Entries with figure data
-- -- --

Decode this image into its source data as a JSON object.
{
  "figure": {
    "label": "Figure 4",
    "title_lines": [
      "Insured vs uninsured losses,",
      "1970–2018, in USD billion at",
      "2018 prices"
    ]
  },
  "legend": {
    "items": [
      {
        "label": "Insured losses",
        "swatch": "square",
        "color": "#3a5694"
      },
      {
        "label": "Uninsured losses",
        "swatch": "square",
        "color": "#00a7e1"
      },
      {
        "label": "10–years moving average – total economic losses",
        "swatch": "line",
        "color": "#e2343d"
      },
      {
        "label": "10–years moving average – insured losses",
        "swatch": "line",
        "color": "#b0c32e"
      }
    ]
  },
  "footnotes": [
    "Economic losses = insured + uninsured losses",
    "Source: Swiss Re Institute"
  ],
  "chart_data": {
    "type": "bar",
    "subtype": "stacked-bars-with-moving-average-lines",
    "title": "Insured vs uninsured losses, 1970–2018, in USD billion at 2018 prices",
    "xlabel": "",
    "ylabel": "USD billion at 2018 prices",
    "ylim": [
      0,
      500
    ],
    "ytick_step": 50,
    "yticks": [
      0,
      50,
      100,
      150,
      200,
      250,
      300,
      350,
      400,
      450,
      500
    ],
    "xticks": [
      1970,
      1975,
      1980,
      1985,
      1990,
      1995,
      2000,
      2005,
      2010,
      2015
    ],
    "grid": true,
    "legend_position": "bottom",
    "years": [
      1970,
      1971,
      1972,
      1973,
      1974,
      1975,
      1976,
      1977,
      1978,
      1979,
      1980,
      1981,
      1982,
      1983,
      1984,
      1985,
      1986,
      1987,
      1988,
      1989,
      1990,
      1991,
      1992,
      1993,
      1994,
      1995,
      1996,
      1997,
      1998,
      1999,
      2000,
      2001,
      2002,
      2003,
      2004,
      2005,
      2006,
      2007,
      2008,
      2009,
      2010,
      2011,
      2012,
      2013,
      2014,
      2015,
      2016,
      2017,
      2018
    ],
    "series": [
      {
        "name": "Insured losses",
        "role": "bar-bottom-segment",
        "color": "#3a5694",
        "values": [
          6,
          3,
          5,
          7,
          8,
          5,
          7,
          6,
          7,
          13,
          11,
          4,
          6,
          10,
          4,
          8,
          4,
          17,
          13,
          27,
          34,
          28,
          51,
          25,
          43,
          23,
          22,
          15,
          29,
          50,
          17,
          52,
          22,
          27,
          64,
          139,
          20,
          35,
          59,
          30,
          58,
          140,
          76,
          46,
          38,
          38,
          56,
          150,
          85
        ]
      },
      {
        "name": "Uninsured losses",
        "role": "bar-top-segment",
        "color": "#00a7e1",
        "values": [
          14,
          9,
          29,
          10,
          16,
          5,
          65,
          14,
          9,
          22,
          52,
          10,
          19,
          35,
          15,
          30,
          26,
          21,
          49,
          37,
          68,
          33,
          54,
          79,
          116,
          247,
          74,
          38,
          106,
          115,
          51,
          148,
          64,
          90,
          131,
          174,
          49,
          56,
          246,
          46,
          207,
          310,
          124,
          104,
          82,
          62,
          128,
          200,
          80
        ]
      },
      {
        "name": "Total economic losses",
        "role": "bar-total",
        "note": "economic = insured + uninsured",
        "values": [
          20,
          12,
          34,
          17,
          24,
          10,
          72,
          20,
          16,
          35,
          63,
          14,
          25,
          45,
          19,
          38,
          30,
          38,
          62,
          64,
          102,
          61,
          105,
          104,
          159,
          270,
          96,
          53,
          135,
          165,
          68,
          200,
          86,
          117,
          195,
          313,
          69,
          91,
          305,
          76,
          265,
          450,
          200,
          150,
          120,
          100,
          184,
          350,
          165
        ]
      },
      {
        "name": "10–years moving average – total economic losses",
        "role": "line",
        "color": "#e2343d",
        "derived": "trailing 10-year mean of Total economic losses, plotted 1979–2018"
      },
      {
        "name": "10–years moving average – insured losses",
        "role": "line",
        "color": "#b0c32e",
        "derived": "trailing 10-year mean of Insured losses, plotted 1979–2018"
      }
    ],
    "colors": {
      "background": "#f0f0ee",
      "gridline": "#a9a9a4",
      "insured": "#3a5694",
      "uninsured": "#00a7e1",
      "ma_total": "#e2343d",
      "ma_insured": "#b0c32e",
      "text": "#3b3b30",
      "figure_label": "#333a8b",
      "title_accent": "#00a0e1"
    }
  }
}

-- -- --

### INSTRUCTIONS FOR THE TASK
Send back all of the entries exactly, with nothing missing.

### PROBLEM SOLUTION
Decode this image into its source data as a JSON object.
{
  "figure": {
    "label": "Figure 4",
    "title_lines": [
      "Insured vs uninsured losses,",
      "1970–2018, in USD billion at",
      "2018 prices"
    ]
  },
  "legend": {
    "items": [
      {
        "label": "Insured losses",
        "swatch": "square",
        "color": "#3a5694"
      },
      {
        "label": "Uninsured losses",
        "swatch": "square",
        "color": "#00a7e1"
      },
      {
        "label": "10–years moving average – total economic losses",
        "swatch": "line",
        "color": "#e2343d"
      },
      {
        "label": "10–years moving average – insured losses",
        "swatch": "line",
        "color": "#b0c32e"
      }
    ]
  },
  "footnotes": [
    "Economic losses = insured + uninsured losses",
    "Source: Swiss Re Institute"
  ],
  "chart_data": {
    "type": "bar",
    "subtype": "stacked-bars-with-moving-average-lines",
    "title": "Insured vs uninsured losses, 1970–2018, in USD billion at 2018 prices",
    "xlabel": "",
    "ylabel": "USD billion at 2018 prices",
    "ylim": [
      0,
      500
    ],
    "ytick_step": 50,
    "yticks": [
      0,
      50,
      100,
      150,
      200,
      250,
      300,
      350,
      400,
      450,
      500
    ],
    "xticks": [
      1970,
      1975,
      1980,
      1985,
      1990,
      1995,
      2000,
      2005,
      2010,
      2015
    ],
    "grid": true,
    "legend_position": "bottom",
    "years": [
      1970,
      1971,
      1972,
      1973,
      1974,
      1975,
      1976,
      1977,
      1978,
      1979,
      1980,
      1981,
      1982,
      1983,
      1984,
      1985,
      1986,
      1987,
      1988,
      1989,
      1990,
      1991,
      1992,
      1993,
      1994,
      1995,
      1996,
      1997,
      1998,
      1999,
      2000,
      2001,
      2002,
      2003,
      2004,
      2005,
      2006,
      2007,
      2008,
      2009,
      2010,
      2011,
      2012,
      2013,
      2014,
      2015,
      2016,
      2017,
      2018
    ],
    "series": [
      {
        "name": "Insured losses",
        "role": "bar-bottom-segment",
        "color": "#3a5694",
        "values": [
          6,
          3,
          5,
          7,
          8,
          5,
          7,
          6,
          7,
          13,
          11,
          4,
          6,
          10,
          4,
          8,
          4,
          17,
          13,
          27,
          34,
          28,
          51,
          25,
          43,
          23,
          22,
          15,
          29,
          50,
          17,
          52,
          22,
          27,
          64,
          139,
          20,
          35,
          59,
          30,
          58,
          140,
          76,
          46,
          38,
          38,
          56,
          150,
          85
        ]
      },
      {
        "name": "Uninsured losses",
        "role": "bar-top-segment",
        "color": "#00a7e1",
        "values": [
          14,
          9,
          29,
          10,
          16,
          5,
          65,
          14,
          9,
          22,
          52,
          10,
          19,
          35,
          15,
          30,
          26,
          21,
          49,
          37,
          68,
          33,
          54,
          79,
          116,
          247,
          74,
          38,
          106,
          115,
          51,
          148,
          64,
          90,
          131,
          174,
          49,
          56,
          246,
          46,
          207,
          310,
          124,
          104,
          82,
          62,
          128,
          200,
          80
        ]
      },
      {
        "name": "Total economic losses",
        "role": "bar-total",
        "note": "economic = insured + uninsured",
        "values": [
          20,
          12,
          34,
          17,
          24,
          10,
          72,
          20,
          16,
          35,
          63,
          14,
          25,
          45,
          19,
          38,
          30,
          38,
          62,
          64,
          102,
          61,
          105,
          104,
          159,
          270,
          96,
          53,
          135,
          165,
          68,
          200,
          86,
          117,
          195,
          313,
          69,
          91,
          305,
          76,
          265,
          450,
          200,
          150,
          120,
          100,
          184,
          350,
          165
        ]
      },
      {
        "name": "10–years moving average – total economic losses",
        "role": "line",
        "color": "#e2343d",
        "derived": "trailing 10-year mean of Total economic losses, plotted 1979–2018"
      },
      {
        "name": "10–years moving average – insured losses",
        "role": "line",
        "color": "#b0c32e",
        "derived": "trailing 10-year mean of Insured losses, plotted 1979–2018"
      }
    ],
    "colors": {
      "background": "#f0f0ee",
      "gridline": "#a9a9a4",
      "insured": "#3a5694",
      "uninsured": "#00a7e1",
      "ma_total": "#e2343d",
      "ma_insured": "#b0c32e",
      "text": "#3b3b30",
      "figure_label": "#333a8b",
      "title_accent": "#00a0e1"
    }
  }
}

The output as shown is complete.